[Records contained in a dataset]
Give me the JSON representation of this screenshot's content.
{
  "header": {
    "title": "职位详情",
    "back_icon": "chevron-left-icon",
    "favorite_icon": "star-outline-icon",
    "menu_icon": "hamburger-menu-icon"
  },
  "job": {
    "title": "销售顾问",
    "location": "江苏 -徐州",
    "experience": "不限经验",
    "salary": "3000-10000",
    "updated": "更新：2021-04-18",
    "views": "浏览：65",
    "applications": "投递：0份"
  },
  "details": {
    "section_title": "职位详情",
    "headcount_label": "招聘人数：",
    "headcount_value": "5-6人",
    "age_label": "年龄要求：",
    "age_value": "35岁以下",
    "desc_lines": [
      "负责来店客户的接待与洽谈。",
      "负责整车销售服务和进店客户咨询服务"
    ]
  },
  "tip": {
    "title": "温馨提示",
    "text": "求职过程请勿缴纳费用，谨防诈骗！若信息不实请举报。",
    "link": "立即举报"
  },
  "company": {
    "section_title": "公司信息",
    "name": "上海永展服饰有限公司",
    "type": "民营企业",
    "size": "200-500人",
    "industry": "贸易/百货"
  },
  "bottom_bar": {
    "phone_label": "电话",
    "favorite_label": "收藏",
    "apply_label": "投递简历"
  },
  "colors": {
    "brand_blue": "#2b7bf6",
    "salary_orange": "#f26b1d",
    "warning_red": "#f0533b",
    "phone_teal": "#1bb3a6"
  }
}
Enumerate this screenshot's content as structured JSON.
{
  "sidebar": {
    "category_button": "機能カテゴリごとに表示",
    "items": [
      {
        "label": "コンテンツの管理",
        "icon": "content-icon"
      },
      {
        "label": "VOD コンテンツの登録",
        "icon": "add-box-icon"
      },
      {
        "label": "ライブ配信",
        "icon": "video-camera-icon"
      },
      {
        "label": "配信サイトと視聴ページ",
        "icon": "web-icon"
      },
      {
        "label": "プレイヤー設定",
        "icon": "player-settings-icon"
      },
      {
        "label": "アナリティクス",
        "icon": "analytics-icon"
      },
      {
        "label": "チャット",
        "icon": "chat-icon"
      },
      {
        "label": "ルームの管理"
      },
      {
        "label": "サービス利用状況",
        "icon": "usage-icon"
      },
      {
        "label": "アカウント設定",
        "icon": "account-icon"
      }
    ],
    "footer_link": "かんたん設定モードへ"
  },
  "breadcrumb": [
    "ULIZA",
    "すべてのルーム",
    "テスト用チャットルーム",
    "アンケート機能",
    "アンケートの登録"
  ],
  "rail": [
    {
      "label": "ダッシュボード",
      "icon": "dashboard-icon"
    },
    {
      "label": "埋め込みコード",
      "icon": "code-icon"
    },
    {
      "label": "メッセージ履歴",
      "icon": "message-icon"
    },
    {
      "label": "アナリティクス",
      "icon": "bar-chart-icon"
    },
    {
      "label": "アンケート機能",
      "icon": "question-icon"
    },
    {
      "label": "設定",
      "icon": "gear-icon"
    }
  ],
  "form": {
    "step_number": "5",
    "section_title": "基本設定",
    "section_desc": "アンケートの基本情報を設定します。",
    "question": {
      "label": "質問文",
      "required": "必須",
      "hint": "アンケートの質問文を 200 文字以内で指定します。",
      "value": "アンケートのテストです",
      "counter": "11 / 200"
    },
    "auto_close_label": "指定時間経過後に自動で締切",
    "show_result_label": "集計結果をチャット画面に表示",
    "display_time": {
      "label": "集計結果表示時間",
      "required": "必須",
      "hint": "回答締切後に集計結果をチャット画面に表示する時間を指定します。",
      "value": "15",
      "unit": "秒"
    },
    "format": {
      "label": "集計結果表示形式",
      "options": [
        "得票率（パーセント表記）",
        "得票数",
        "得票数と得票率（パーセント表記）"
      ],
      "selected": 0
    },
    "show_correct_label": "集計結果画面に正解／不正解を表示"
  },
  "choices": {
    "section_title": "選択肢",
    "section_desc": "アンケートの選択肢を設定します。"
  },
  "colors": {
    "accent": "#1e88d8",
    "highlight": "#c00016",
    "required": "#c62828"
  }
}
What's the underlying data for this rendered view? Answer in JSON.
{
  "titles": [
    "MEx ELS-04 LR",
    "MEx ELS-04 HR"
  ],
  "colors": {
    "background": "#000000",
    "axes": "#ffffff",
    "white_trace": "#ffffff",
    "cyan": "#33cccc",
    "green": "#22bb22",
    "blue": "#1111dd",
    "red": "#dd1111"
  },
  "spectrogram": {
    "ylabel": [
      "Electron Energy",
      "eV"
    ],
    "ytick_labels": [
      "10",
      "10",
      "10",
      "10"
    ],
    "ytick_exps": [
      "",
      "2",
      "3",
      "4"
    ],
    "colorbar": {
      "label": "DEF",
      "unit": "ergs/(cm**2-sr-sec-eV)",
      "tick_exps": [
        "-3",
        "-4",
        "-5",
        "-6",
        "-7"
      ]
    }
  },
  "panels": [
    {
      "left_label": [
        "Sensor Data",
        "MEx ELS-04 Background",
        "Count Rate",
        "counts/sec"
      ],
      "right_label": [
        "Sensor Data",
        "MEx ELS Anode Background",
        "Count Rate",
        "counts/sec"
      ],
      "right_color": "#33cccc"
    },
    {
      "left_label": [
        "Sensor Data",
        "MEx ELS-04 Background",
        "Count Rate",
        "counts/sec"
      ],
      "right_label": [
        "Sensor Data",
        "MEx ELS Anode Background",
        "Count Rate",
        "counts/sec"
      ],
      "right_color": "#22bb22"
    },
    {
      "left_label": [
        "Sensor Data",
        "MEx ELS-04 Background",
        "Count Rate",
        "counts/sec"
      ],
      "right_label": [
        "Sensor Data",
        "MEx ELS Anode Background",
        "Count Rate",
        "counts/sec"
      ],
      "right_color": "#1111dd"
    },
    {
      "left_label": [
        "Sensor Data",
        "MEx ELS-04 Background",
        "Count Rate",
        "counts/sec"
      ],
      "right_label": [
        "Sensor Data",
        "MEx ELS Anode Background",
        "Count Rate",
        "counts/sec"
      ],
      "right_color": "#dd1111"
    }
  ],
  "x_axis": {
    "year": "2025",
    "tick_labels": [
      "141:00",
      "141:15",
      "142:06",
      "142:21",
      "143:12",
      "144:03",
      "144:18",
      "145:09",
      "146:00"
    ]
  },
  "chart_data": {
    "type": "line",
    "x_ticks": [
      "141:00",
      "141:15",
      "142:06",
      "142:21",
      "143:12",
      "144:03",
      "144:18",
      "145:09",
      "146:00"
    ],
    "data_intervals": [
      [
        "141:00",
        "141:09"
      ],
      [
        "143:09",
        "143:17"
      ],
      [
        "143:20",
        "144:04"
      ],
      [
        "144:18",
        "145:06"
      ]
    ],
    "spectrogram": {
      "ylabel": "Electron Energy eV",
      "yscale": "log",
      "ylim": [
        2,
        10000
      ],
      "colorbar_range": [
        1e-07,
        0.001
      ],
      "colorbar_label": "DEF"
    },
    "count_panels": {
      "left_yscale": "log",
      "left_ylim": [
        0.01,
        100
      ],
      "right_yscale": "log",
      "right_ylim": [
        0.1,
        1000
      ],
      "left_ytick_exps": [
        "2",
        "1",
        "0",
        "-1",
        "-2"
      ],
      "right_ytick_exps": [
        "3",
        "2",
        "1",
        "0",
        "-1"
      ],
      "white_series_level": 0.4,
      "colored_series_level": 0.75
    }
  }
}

§ **SHORT EXERCISE**:
Could you reproduce every record above exactly as it appears?

§ **TASK OUTPUT**:
Give me the JSON representation of this screenshot's content.
{
  "header": {
    "title": "职位详情",
    "back_icon": "chevron-left-icon",
    "favorite_icon": "star-outline-icon",
    "menu_icon": "hamburger-menu-icon"
  },
  "job": {
    "title": "销售顾问",
    "location": "江苏 -徐州",
    "experience": "不限经验",
    "salary": "3000-10000",
    "updated": "更新：2021-04-18",
    "views": "浏览：65",
    "applications": "投递：0份"
  },
  "details": {
    "section_title": "职位详情",
    "headcount_label": "招聘人数：",
    "headcount_value": "5-6人",
    "age_label": "年龄要求：",
    "age_value": "35岁以下",
    "desc_lines": [
      "负责来店客户的接待与洽谈。",
      "负责整车销售服务和进店客户咨询服务"
    ]
  },
  "tip": {
    "title": "温馨提示",
    "text": "求职过程请勿缴纳费用，谨防诈骗！若信息不实请举报。",
    "link": "立即举报"
  },
  "company": {
    "section_title": "公司信息",
    "name": "上海永展服饰有限公司",
    "type": "民营企业",
    "size": "200-500人",
    "industry": "贸易/百货"
  },
  "bottom_bar": {
    "phone_label": "电话",
    "favorite_label": "收藏",
    "apply_label": "投递简历"
  },
  "colors": {
    "brand_blue": "#2b7bf6",
    "salary_orange": "#f26b1d",
    "warning_red": "#f0533b",
    "phone_teal": "#1bb3a6"
  }
}
Enumerate this screenshot's content as structured JSON.
{
  "sidebar": {
    "category_button": "機能カテゴリごとに表示",
    "items": [
      {
        "label": "コンテンツの管理",
        "icon": "content-icon"
      },
      {
        "label": "VOD コンテンツの登録",
        "icon": "add-box-icon"
      },
      {
        "label": "ライブ配信",
        "icon": "video-camera-icon"
      },
      {
        "label": "配信サイトと視聴ページ",
        "icon": "web-icon"
      },
      {
        "label": "プレイヤー設定",
        "icon": "player-settings-icon"
      },
      {
        "label": "アナリティクス",
        "icon": "analytics-icon"
      },
      {
        "label": "チャット",
        "icon": "chat-icon"
      },
      {
        "label": "ルームの管理"
      },
      {
        "label": "サービス利用状況",
        "icon": "usage-icon"
      },
      {
        "label": "アカウント設定",
        "icon": "account-icon"
      }
    ],
    "footer_link": "かんたん設定モードへ"
  },
  "breadcrumb": [
    "ULIZA",
    "すべてのルーム",
    "テスト用チャットルーム",
    "アンケート機能",
    "アンケートの登録"
  ],
  "rail": [
    {
      "label": "ダッシュボード",
      "icon": "dashboard-icon"
    },
    {
      "label": "埋め込みコード",
      "icon": "code-icon"
    },
    {
      "label": "メッセージ履歴",
      "icon": "message-icon"
    },
    {
      "label": "アナリティクス",
      "icon": "bar-chart-icon"
    },
    {
      "label": "アンケート機能",
      "icon": "question-icon"
    },
    {
      "label": "設定",
      "icon": "gear-icon"
    }
  ],
  "form": {
    "step_number": "5",
    "section_title": "基本設定",
    "section_desc": "アンケートの基本情報を設定します。",
    "question": {
      "label": "質問文",
      "required": "必須",
      "hint": "アンケートの質問文を 200 文字以内で指定します。",
      "value": "アンケートのテストです",
      "counter": "11 / 200"
    },
    "auto_close_label": "指定時間経過後に自動で締切",
    "show_result_label": "集計結果をチャット画面に表示",
    "display_time": {
      "label": "集計結果表示時間",
      "required": "必須",
      "hint": "回答締切後に集計結果をチャット画面に表示する時間を指定します。",
      "value": "15",
      "unit": "秒"
    },
    "format": {
      "label": "集計結果表示形式",
      "options": [
        "得票率（パーセント表記）",
        "得票数",
        "得票数と得票率（パーセント表記）"
      ],
      "selected": 0
    },
    "show_correct_label": "集計結果画面に正解／不正解を表示"
  },
  "choices": {
    "section_title": "選択肢",
    "section_desc": "アンケートの選択肢を設定します。"
  },
  "colors": {
    "accent": "#1e88d8",
    "highlight": "#c00016",
    "required": "#c62828"
  }
}
What's the underlying data for this rendered view? Answer in JSON.
{
  "titles": [
    "MEx ELS-04 LR",
    "MEx ELS-04 HR"
  ],
  "colors": {
    "background": "#000000",
    "axes": "#ffffff",
    "white_trace": "#ffffff",
    "cyan": "#33cccc",
    "green": "#22bb22",
    "blue": "#1111dd",
    "red": "#dd1111"
  },
  "spectrogram": {
    "ylabel": [
      "Electron Energy",
      "eV"
    ],
    "ytick_labels": [
      "10",
      "10",
      "10",
      "10"
    ],
    "ytick_exps": [
      "",
      "2",
      "3",
      "4"
    ],
    "colorbar": {
      "label": "DEF",
      "unit": "ergs/(cm**2-sr-sec-eV)",
      "tick_exps": [
        "-3",
        "-4",
        "-5",
        "-6",
        "-7"
      ]
    }
  },
  "panels": [
    {
      "left_label": [
        "Sensor Data",
        "MEx ELS-04 Background",
        "Count Rate",
        "counts/sec"
      ],
      "right_label": [
        "Sensor Data",
        "MEx ELS Anode Background",
        "Count Rate",
        "counts/sec"
      ],
      "right_color": "#33cccc"
    },
    {
      "left_label": [
        "Sensor Data",
        "MEx ELS-04 Background",
        "Count Rate",
        "counts/sec"
      ],
      "right_label": [
        "Sensor Data",
        "MEx ELS Anode Background",
        "Count Rate",
        "counts/sec"
      ],
      "right_color": "#22bb22"
    },
    {
      "left_label": [
        "Sensor Data",
        "MEx ELS-04 Background",
        "Count Rate",
        "counts/sec"
      ],
      "right_label": [
        "Sensor Data",
        "MEx ELS Anode Background",
        "Count Rate",
        "counts/sec"
      ],
      "right_color": "#1111dd"
    },
    {
      "left_label": [
        "Sensor Data",
        "MEx ELS-04 Background",
        "Count Rate",
        "counts/sec"
      ],
      "right_label": [
        "Sensor Data",
        "MEx ELS Anode Background",
        "Count Rate",
        "counts/sec"
      ],
      "right_color": "#dd1111"
    }
  ],
  "x_axis": {
    "year": "2025",
    "tick_labels": [
      "141:00",
      "141:15",
      "142:06",
      "142:21",
      "143:12",
      "144:03",
      "144:18",
      "145:09",
      "146:00"
    ]
  },
  "chart_data": {
    "type": "line",
    "x_ticks": [
      "141:00",
      "141:15",
      "142:06",
      "142:21",
      "143:12",
      "144:03",
      "144:18",
      "145:09",
      "146:00"
    ],
    "data_intervals": [
      [
        "141:00",
        "141:09"
      ],
      [
        "143:09",
        "143:17"
      ],
      [
        "143:20",
        "144:04"
      ],
      [
        "144:18",
        "145:06"
      ]
    ],
    "spectrogram": {
      "ylabel": "Electron Energy eV",
      "yscale": "log",
      "ylim": [
        2,
        10000
      ],
      "colorbar_range": [
        1e-07,
        0.001
      ],
      "colorbar_label": "DEF"
    },
    "count_panels": {
      "left_yscale": "log",
      "left_ylim": [
        0.01,
        100
      ],
      "right_yscale": "log",
      "right_ylim": [
        0.1,
        1000
      ],
      "left_ytick_exps": [
        "2",
        "1",
        "0",
        "-1",
        "-2"
      ],
      "right_ytick_exps": [
        "3",
        "2",
        "1",
        "0",
        "-1"
      ],
      "white_series_level": 0.4,
      "colored_series_level": 0.75
    }
  }
}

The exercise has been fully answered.